>> BEGIN Records to process
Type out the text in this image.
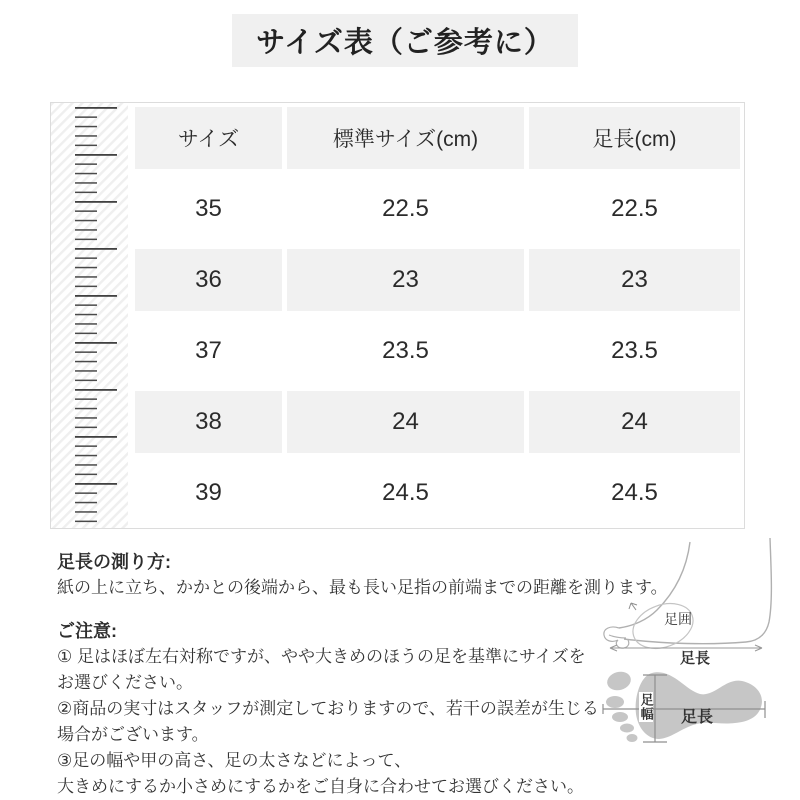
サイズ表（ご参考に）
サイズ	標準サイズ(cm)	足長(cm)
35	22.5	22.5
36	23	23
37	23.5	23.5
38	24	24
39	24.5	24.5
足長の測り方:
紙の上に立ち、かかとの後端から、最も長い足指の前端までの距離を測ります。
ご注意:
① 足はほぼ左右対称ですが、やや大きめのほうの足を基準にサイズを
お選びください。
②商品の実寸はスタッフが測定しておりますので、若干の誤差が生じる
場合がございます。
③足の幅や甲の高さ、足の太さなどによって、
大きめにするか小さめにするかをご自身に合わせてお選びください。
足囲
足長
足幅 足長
>> END Records to process
>> BEGIN Records to process
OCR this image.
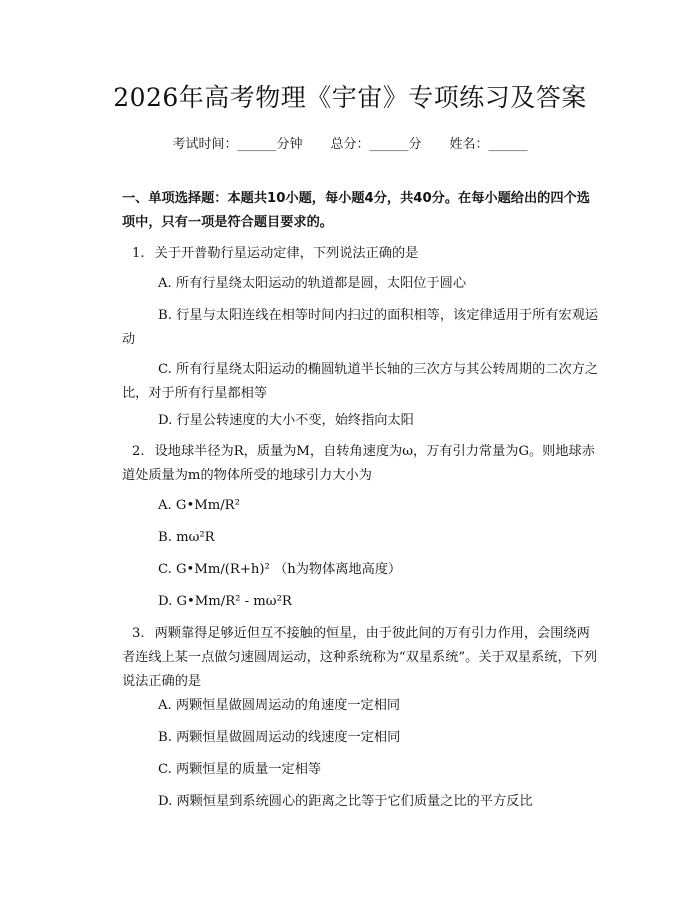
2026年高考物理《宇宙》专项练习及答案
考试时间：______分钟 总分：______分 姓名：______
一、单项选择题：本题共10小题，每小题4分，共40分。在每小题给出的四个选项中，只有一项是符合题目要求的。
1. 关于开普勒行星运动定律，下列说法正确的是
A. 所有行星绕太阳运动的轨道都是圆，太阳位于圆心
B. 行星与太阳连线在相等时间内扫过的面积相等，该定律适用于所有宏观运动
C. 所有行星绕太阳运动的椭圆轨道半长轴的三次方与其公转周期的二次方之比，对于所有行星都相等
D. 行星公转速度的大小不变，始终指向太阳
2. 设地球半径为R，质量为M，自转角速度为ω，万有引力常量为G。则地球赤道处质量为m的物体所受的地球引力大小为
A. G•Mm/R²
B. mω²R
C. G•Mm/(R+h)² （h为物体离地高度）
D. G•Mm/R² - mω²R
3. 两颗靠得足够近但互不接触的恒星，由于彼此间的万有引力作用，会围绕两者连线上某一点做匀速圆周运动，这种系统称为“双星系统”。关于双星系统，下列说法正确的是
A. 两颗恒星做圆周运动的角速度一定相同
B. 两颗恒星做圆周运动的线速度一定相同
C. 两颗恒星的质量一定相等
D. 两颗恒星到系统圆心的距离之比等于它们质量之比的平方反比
>> END Records to process
>> BEGIN Records to process
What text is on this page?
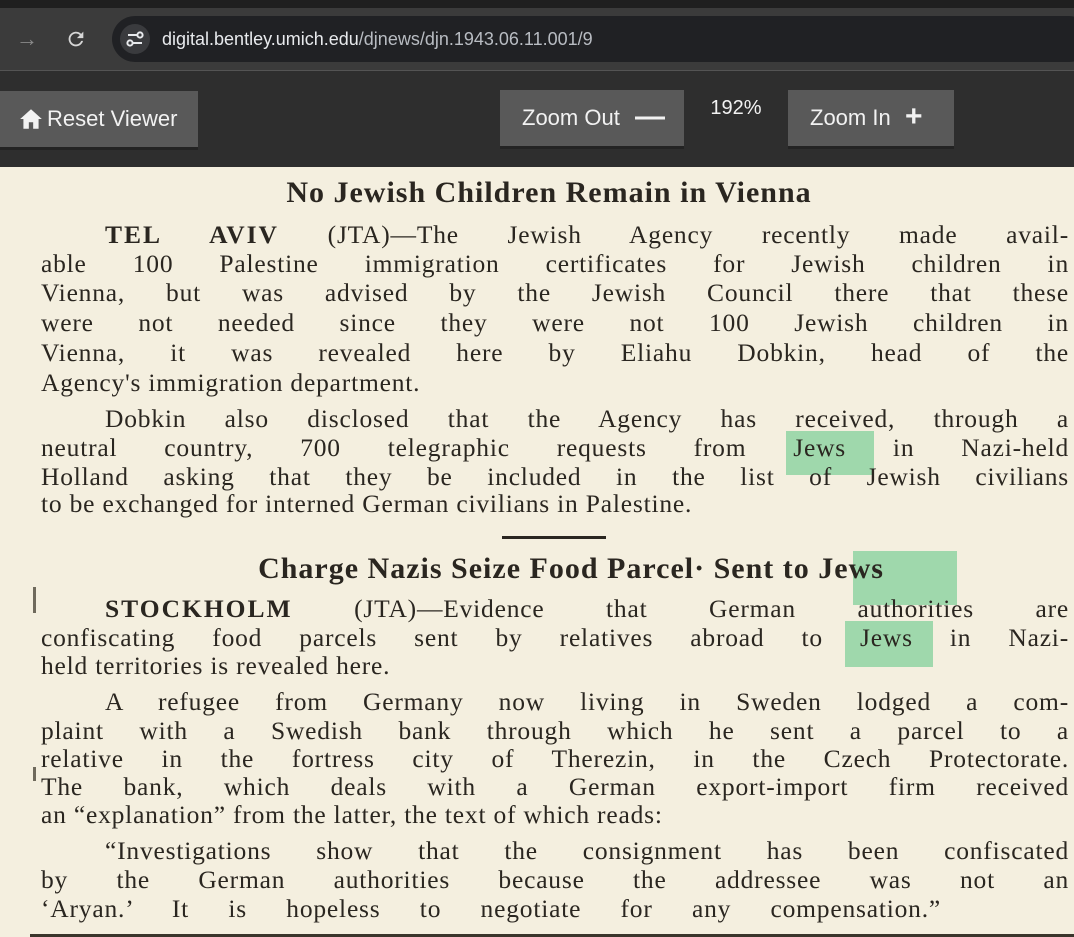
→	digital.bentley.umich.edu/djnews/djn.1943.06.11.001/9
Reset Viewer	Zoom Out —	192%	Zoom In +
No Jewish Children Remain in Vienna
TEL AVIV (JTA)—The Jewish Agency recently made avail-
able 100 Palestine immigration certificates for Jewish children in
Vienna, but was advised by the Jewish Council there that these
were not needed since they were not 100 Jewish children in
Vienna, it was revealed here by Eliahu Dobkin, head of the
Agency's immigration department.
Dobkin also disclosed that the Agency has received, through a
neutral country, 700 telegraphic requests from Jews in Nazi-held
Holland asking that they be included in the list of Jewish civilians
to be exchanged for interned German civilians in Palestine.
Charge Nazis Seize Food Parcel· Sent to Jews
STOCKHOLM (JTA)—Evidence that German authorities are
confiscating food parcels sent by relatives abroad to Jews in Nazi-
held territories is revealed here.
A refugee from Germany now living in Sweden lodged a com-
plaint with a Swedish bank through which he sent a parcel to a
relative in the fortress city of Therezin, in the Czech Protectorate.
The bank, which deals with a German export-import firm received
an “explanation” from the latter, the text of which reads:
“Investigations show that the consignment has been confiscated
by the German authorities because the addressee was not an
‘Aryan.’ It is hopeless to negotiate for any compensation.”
>> END Records to process
● What the task requires
Only the number is wanted: how many lines in the preceding entries hold the string "they"?

● Solution to the exercise
2